→ Short exercise: Report all lines from the entries below in which "powinno" appears.

(Records from a collection)
===
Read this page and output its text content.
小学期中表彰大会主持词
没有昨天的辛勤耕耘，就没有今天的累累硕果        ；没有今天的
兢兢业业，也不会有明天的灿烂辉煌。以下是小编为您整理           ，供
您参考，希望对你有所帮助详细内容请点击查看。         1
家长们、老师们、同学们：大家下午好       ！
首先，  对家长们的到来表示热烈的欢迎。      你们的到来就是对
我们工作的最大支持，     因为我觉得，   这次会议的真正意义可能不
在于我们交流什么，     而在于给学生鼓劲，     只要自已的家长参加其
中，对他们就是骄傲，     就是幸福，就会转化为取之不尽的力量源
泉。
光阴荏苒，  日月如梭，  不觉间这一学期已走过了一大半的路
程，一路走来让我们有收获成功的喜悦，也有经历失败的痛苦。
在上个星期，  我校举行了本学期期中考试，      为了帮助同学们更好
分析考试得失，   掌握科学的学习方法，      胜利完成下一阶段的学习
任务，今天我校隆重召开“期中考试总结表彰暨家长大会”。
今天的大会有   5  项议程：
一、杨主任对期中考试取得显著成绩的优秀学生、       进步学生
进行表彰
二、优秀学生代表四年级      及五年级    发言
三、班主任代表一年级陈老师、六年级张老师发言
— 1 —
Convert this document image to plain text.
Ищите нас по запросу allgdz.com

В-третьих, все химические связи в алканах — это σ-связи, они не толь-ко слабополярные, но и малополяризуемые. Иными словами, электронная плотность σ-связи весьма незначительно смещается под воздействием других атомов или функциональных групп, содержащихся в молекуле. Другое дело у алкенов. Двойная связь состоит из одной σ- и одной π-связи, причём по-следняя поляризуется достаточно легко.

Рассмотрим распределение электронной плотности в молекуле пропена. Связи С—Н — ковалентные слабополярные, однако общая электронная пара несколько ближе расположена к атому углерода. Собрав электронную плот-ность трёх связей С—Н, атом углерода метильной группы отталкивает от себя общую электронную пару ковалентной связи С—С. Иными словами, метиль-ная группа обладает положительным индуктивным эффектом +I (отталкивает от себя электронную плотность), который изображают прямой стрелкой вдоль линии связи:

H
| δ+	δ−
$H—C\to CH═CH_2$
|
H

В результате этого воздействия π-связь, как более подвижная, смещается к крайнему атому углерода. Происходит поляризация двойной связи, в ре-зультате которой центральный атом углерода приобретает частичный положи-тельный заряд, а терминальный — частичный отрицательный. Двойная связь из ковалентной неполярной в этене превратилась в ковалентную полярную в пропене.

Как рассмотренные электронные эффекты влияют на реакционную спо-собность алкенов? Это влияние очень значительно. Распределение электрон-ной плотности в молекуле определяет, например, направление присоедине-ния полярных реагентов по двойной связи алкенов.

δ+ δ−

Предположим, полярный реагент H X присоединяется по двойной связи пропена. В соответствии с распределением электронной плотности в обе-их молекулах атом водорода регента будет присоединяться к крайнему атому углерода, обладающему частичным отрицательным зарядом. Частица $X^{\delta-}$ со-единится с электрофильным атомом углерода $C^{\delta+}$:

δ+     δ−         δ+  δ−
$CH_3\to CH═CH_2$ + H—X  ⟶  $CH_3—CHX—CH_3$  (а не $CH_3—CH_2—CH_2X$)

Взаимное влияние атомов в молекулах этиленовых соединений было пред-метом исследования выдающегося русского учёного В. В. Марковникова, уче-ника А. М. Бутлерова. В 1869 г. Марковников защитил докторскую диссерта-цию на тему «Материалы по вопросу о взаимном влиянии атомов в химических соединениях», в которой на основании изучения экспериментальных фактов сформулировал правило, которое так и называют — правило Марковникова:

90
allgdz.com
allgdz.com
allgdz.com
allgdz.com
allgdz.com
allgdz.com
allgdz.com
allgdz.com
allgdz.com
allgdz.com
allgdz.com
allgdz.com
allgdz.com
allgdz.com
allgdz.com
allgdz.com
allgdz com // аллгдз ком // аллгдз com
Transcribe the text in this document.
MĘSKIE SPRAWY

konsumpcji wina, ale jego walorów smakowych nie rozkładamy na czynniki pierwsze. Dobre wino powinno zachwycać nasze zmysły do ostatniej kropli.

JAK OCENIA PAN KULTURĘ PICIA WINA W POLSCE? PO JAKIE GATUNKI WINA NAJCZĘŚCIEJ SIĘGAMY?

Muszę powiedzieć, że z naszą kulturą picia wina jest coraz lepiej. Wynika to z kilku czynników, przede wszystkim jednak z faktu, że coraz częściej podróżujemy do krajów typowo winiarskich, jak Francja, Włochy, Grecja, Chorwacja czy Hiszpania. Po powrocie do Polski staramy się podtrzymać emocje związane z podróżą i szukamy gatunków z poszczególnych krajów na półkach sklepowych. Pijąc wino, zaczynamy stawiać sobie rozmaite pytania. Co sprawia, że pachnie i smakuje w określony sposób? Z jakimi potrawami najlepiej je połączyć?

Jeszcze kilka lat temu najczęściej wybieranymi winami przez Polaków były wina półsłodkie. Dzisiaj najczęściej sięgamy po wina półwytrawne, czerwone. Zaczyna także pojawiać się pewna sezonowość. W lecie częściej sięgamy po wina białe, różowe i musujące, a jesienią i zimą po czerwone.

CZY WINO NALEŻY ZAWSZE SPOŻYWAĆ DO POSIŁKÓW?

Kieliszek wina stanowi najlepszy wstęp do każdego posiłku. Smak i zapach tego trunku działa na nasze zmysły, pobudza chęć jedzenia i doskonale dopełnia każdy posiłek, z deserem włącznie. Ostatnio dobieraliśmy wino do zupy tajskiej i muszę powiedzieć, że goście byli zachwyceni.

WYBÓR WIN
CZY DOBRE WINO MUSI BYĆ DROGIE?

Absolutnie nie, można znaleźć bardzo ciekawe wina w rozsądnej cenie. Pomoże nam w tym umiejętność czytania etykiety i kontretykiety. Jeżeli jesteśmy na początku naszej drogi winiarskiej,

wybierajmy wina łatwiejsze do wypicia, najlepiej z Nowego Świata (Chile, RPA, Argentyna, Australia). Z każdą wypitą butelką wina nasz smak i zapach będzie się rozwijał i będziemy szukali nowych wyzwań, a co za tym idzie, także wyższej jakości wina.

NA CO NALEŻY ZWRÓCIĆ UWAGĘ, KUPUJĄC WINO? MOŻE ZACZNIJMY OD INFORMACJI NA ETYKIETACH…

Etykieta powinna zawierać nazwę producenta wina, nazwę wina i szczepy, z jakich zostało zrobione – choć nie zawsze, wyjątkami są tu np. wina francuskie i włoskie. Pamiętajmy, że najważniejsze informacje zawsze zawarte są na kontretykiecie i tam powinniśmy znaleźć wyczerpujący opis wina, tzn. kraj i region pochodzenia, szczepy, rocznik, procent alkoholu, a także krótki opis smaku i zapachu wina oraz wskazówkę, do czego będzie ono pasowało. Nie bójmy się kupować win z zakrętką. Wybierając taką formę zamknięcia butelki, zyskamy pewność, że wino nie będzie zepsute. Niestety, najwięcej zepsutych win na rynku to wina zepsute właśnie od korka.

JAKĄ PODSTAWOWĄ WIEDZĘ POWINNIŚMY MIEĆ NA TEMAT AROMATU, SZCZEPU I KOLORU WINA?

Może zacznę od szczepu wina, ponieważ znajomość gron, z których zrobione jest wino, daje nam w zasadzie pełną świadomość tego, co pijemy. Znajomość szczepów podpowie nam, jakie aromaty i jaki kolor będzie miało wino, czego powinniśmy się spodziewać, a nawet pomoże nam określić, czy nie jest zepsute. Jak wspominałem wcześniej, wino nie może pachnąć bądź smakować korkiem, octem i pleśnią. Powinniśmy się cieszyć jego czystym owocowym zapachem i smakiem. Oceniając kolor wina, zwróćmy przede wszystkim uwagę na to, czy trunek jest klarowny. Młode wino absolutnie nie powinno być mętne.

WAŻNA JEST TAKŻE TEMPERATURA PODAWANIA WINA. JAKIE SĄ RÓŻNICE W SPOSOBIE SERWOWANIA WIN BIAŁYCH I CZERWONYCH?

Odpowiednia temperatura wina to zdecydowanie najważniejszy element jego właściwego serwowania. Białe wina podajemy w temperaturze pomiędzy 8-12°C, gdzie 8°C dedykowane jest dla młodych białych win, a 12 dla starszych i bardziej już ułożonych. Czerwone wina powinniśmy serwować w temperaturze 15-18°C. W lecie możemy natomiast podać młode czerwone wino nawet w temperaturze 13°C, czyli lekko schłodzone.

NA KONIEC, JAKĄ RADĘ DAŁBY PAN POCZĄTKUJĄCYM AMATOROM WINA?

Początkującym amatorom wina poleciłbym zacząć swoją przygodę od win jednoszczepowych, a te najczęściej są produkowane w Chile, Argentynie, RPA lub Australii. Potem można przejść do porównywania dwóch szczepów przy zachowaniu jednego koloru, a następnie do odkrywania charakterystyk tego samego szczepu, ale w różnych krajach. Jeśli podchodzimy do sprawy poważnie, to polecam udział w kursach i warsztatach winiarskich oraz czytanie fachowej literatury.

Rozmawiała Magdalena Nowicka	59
===
→ Task response:
konsumpcji wina, ale jego walorów smakowych nie rozkładamy na czynniki pierwsze. Dobre wino powinno zachwycać nasze zmysły do ostatniej kropli.
Może zacznę od szczepu wina, ponieważ znajomość gron, z których zrobione jest wino, daje nam w zasadzie pełną świadomość tego, co pijemy. Znajomość szczepów podpowie nam, jakie aromaty i jaki kolor będzie miało wino, czego powinniśmy się spodziewać, a nawet pomoże nam określić, czy nie jest zepsute. Jak wspominałem wcześniej, wino nie może pachnąć bądź smakować korkiem, octem i pleśnią. Powinniśmy się cieszyć jego czystym owocowym zapachem i smakiem. Oceniając kolor wina, zwróćmy przede wszystkim uwagę na to, czy trunek jest klarowny. Młode wino absolutnie nie powinno być mętne.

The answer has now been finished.